++++ Given data ++++
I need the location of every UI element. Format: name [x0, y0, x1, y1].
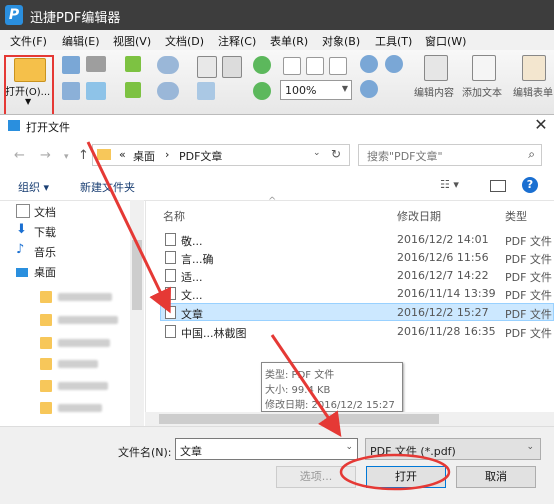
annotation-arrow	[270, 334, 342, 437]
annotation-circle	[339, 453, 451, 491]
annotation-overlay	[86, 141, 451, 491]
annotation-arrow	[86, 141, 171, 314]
++++
++++ Given data ++++
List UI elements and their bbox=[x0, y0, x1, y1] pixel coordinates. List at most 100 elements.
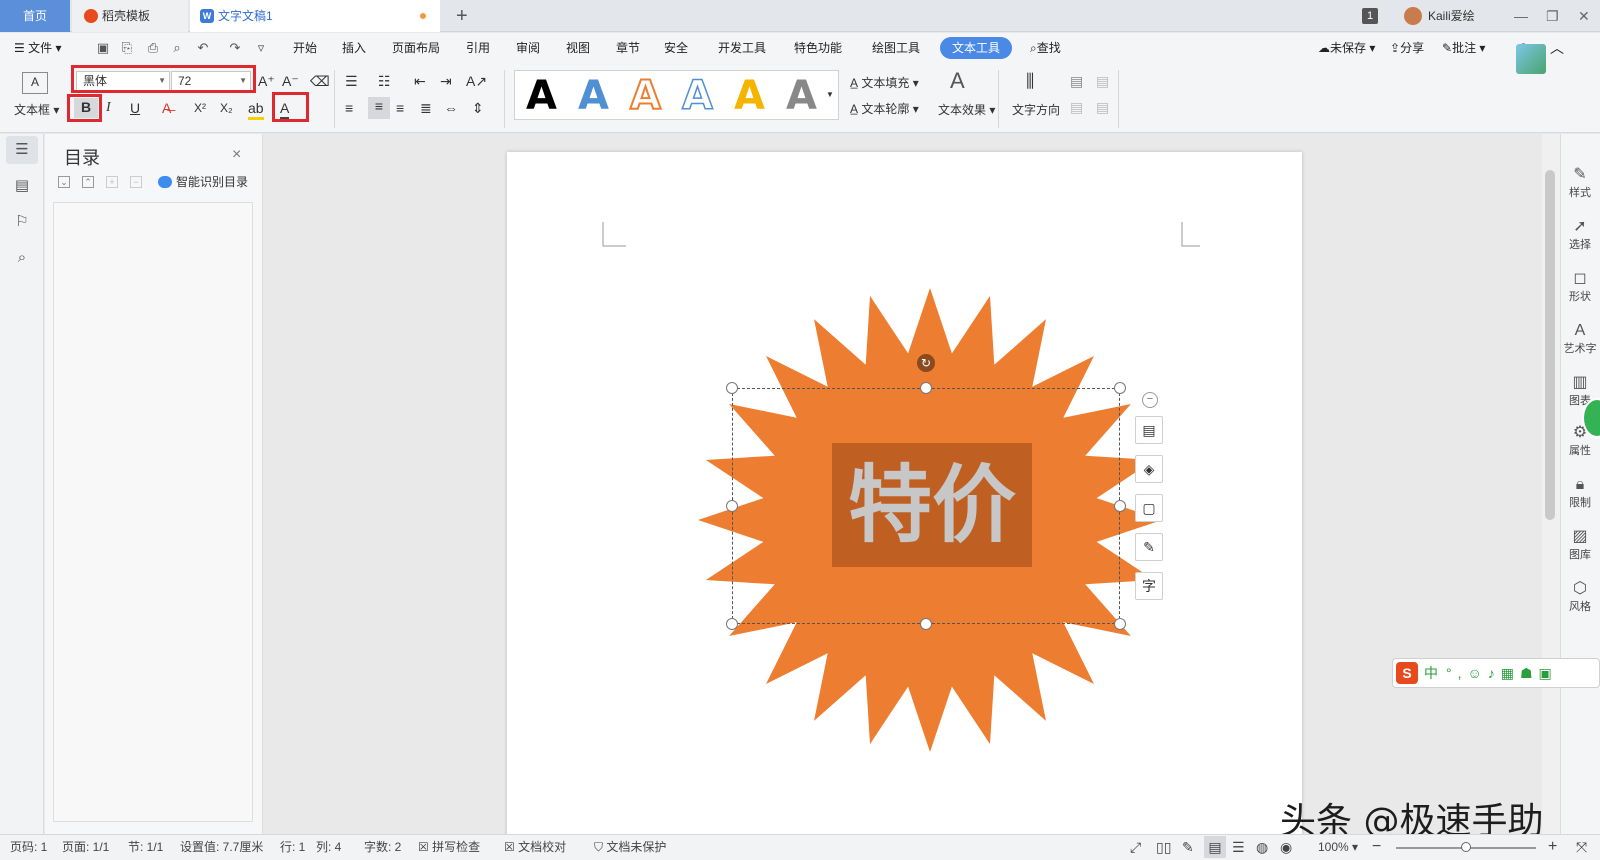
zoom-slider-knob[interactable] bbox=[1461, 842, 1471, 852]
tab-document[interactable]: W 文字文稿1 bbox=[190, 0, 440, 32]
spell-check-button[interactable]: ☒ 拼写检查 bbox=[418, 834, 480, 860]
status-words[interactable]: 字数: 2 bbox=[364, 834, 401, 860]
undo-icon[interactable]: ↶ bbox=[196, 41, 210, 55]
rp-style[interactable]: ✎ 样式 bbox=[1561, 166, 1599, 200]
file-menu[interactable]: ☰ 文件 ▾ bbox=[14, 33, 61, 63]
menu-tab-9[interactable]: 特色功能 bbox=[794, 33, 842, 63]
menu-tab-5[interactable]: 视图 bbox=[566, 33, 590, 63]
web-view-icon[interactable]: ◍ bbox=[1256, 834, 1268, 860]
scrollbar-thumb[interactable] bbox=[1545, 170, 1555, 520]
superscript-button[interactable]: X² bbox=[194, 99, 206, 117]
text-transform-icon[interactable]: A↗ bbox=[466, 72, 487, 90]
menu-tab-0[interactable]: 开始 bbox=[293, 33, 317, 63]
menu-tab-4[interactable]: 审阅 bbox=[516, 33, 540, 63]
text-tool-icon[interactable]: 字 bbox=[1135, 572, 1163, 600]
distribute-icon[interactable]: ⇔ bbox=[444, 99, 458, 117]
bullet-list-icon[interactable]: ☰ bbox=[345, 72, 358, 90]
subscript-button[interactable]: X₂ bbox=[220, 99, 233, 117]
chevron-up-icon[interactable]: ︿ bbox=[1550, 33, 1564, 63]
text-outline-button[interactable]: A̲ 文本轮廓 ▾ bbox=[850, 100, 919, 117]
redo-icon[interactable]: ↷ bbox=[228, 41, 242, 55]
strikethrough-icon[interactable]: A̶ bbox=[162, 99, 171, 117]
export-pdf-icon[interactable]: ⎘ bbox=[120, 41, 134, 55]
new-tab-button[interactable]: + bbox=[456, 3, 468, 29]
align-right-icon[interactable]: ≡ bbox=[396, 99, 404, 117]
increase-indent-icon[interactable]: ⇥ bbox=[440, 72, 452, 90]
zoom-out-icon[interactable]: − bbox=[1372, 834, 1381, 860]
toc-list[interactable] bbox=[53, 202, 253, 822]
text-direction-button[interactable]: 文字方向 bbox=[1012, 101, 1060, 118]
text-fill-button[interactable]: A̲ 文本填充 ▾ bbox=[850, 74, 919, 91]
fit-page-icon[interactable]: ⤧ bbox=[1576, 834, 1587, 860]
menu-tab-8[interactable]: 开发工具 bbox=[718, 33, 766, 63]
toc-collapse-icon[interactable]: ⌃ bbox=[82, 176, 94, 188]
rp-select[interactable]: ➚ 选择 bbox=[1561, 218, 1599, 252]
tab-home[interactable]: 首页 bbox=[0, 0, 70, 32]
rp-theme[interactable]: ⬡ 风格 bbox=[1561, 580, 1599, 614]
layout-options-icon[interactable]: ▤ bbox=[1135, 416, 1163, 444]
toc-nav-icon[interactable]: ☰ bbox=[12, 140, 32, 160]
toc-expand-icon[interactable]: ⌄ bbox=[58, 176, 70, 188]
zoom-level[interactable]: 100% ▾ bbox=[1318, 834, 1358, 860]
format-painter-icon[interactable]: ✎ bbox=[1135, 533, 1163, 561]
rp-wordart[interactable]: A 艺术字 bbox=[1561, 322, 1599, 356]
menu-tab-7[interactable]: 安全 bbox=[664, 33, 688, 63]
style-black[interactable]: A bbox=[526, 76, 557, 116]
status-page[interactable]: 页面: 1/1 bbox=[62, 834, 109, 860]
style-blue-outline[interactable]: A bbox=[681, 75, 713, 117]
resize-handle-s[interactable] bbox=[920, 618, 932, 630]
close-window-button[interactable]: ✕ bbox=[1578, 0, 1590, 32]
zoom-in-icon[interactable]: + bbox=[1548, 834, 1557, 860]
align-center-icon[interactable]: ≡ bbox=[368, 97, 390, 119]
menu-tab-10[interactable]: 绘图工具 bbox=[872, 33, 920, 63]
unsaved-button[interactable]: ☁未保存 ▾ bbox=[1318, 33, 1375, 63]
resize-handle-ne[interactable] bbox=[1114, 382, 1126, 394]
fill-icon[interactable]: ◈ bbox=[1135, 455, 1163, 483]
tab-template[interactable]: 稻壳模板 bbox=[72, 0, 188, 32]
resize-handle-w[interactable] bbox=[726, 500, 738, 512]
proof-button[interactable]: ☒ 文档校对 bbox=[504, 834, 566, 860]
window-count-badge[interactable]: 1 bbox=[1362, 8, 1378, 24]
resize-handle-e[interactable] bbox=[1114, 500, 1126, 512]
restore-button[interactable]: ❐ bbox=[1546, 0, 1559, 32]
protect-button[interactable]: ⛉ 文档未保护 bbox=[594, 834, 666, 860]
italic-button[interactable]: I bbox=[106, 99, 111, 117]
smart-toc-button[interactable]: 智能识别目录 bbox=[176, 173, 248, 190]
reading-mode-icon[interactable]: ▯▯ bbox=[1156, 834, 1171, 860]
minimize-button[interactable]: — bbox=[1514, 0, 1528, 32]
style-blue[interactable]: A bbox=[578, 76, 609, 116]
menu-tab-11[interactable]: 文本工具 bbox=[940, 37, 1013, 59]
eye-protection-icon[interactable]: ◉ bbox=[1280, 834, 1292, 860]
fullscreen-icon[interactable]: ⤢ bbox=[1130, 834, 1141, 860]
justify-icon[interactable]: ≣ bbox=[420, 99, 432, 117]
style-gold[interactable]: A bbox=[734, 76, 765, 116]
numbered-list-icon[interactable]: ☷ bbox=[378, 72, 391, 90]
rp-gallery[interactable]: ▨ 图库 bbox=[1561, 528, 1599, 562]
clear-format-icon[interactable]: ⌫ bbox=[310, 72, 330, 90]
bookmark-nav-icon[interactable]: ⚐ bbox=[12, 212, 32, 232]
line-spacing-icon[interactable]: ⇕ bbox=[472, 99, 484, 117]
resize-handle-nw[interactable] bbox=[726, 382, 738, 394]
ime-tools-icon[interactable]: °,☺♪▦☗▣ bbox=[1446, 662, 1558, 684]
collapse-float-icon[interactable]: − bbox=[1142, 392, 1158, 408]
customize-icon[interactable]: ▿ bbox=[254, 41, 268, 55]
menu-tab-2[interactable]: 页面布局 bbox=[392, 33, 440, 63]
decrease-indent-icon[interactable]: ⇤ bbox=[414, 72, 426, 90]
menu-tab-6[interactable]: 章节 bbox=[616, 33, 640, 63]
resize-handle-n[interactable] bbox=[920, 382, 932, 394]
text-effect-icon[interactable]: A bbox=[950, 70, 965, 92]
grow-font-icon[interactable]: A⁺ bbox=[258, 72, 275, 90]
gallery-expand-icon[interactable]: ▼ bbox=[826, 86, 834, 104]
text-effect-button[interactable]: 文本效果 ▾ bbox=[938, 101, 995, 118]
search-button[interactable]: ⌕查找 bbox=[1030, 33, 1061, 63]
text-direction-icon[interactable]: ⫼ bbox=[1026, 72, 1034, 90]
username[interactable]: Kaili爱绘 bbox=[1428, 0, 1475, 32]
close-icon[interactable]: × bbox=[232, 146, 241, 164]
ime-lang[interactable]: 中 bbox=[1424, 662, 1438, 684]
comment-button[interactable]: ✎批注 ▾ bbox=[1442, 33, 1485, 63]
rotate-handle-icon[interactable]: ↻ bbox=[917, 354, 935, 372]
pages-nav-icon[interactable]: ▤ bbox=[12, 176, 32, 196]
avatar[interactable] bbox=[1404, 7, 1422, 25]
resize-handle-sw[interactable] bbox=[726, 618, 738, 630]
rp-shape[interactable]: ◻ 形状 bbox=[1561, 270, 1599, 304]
++++
++++ Given data ++++
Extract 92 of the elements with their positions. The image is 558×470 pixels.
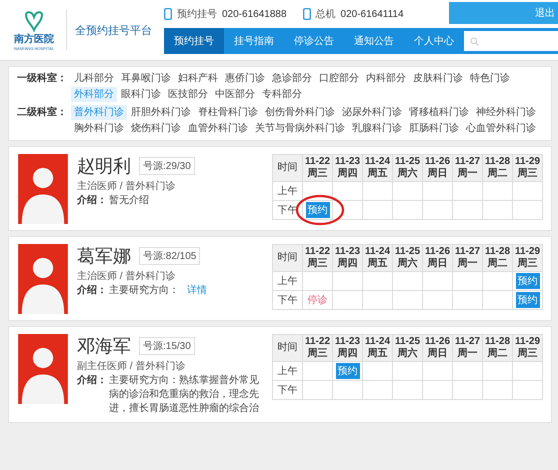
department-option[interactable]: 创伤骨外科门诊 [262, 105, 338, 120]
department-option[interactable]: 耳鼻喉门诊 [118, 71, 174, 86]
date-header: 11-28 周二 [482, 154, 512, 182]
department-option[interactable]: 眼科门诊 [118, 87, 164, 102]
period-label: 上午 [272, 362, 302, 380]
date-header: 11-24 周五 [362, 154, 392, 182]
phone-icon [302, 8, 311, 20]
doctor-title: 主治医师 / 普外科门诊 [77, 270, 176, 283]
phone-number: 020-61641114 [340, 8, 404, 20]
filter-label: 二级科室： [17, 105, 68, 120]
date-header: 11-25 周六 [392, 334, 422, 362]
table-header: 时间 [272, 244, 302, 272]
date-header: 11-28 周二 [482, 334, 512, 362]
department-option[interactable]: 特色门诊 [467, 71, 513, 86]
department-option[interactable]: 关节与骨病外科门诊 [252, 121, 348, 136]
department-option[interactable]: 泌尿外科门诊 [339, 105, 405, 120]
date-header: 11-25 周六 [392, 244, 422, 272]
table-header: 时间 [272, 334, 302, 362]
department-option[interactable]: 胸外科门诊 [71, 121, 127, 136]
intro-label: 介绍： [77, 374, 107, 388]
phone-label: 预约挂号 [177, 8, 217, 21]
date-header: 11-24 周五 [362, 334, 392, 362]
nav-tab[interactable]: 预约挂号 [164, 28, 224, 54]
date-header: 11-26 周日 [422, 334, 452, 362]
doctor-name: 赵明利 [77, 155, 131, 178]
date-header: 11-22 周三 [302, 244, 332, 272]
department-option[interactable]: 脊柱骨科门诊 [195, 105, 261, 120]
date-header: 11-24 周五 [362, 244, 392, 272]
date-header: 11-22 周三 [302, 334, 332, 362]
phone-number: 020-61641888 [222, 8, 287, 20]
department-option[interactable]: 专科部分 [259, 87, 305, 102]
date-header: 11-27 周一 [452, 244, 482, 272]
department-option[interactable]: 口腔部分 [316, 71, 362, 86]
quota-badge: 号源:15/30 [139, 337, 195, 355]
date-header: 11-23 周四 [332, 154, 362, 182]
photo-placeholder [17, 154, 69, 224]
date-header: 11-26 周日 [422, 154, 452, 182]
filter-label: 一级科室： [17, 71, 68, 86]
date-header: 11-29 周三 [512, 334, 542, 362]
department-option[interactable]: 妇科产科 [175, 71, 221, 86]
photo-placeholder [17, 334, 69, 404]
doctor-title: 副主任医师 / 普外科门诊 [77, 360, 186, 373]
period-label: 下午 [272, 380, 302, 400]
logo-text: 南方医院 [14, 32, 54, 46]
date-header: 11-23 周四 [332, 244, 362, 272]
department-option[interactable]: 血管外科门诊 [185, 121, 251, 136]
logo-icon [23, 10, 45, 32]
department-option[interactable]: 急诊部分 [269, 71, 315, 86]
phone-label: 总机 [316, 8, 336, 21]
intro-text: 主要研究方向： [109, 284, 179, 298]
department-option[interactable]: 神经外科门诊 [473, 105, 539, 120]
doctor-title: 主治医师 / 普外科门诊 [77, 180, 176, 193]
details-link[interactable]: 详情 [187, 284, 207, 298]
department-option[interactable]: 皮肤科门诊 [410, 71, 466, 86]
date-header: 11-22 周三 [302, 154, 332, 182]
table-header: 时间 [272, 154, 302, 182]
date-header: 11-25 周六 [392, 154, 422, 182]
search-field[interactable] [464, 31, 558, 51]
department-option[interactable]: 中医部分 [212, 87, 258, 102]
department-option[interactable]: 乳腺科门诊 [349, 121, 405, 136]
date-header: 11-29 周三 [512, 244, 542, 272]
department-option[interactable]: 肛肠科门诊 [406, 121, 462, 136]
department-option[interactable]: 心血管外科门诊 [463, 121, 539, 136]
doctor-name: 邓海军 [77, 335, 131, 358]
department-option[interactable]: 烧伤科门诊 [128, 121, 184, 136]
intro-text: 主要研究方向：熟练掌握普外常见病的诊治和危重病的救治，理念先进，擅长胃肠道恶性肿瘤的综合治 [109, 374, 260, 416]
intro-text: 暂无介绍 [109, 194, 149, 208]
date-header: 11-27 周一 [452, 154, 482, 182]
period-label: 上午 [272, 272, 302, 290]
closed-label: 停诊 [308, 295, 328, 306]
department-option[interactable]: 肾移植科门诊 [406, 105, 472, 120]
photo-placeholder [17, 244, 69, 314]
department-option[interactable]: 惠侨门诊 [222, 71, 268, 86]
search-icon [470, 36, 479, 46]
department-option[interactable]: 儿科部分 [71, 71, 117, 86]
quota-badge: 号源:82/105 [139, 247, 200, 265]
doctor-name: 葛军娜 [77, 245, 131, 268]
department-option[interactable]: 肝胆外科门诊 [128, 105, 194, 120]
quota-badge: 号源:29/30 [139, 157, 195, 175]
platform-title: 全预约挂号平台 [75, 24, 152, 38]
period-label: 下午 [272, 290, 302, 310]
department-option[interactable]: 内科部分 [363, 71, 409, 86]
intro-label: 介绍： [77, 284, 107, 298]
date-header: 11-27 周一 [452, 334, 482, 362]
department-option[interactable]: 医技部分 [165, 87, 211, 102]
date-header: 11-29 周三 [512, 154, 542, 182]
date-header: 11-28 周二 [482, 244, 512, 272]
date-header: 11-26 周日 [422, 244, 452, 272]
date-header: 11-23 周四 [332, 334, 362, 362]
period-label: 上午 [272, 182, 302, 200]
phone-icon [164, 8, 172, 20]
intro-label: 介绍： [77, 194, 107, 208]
++++
> Task:
From the line with "List UI elements" to the line with "spell-check-button[interactable]: ☒ 拼写检查", please change "interactable" to "clickable" and give those lines again with nothing else altered. Leave the picture out.

> Full output:
List UI elements and their bbox=[x0, y0, x1, y1] pixel coordinates. List at most 100 elements.
zoom-slider-knob[clickable] bbox=[1461, 842, 1471, 852]
tab-document[clickable]: W 文字文稿1 bbox=[190, 0, 440, 32]
spell-check-button[clickable]: ☒ 拼写检查 bbox=[418, 834, 480, 860]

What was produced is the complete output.